§ Directive
Identify every line in the records below that contains the word "color", and copy each of those lines.

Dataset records
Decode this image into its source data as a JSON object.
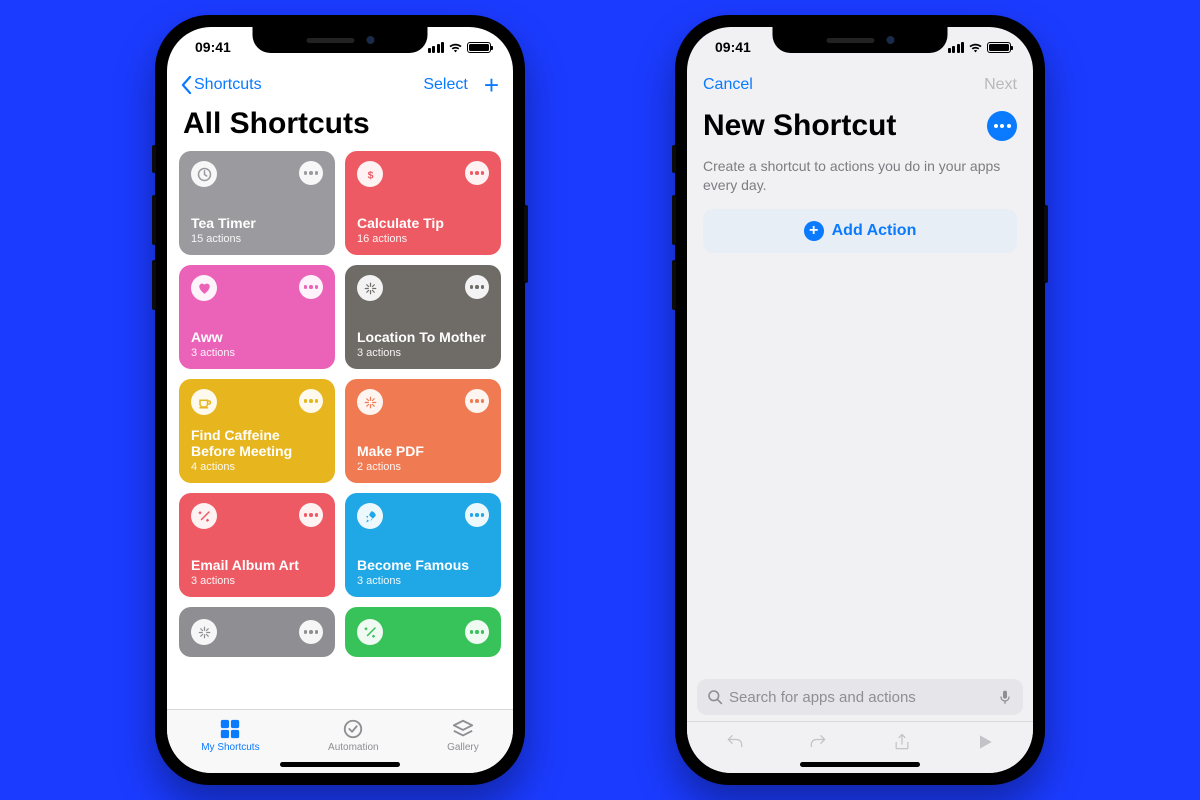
{
  "status": {
    "time": "09:41"
  },
  "left": {
    "back_label": "Shortcuts",
    "select_label": "Select",
    "title": "All Shortcuts",
    "cards": [
      {
        "name": "Tea Timer",
        "sub": "15 actions",
        "color": "#9a9a9f",
        "icon": "clock",
        "dot": "#9a9a9f"
      },
      {
        "name": "Calculate Tip",
        "sub": "16 actions",
        "color": "#ee5a63",
        "icon": "dollar",
        "dot": "#ee5a63"
      },
      {
        "name": "Aww",
        "sub": "3 actions",
        "color": "#eb62b9",
        "icon": "heart",
        "dot": "#eb62b9"
      },
      {
        "name": "Location To Mother",
        "sub": "3 actions",
        "color": "#6f6b67",
        "icon": "sparkle",
        "dot": "#6f6b67"
      },
      {
        "name": "Find Caffeine Before Meeting",
        "sub": "4 actions",
        "color": "#e7b61e",
        "icon": "cup",
        "dot": "#e7b61e"
      },
      {
        "name": "Make PDF",
        "sub": "2 actions",
        "color": "#f07a52",
        "icon": "sparkle",
        "dot": "#f07a52"
      },
      {
        "name": "Email Album Art",
        "sub": "3 actions",
        "color": "#ee5a63",
        "icon": "wand",
        "dot": "#ee5a63"
      },
      {
        "name": "Become Famous",
        "sub": "3 actions",
        "color": "#1fa7e6",
        "icon": "rocket",
        "dot": "#1fa7e6"
      },
      {
        "name": "",
        "sub": "",
        "color": "#8e8e93",
        "icon": "sparkle",
        "dot": "#8e8e93",
        "half": true
      },
      {
        "name": "",
        "sub": "",
        "color": "#38c35a",
        "icon": "wand",
        "dot": "#38c35a",
        "half": true
      }
    ],
    "tabs": [
      {
        "label": "My Shortcuts",
        "active": true
      },
      {
        "label": "Automation",
        "active": false
      },
      {
        "label": "Gallery",
        "active": false
      }
    ]
  },
  "right": {
    "cancel": "Cancel",
    "next": "Next",
    "title": "New Shortcut",
    "desc": "Create a shortcut to actions you do in your apps every day.",
    "add_action": "Add Action",
    "search_placeholder": "Search for apps and actions"
  }
}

§ Finished task
        "color": "#9a9a9f",
        "color": "#ee5a63",
        "color": "#eb62b9",
        "color": "#6f6b67",
        "color": "#e7b61e",
        "color": "#f07a52",
        "color": "#ee5a63",
        "color": "#1fa7e6",
        "color": "#8e8e93",
        "color": "#38c35a",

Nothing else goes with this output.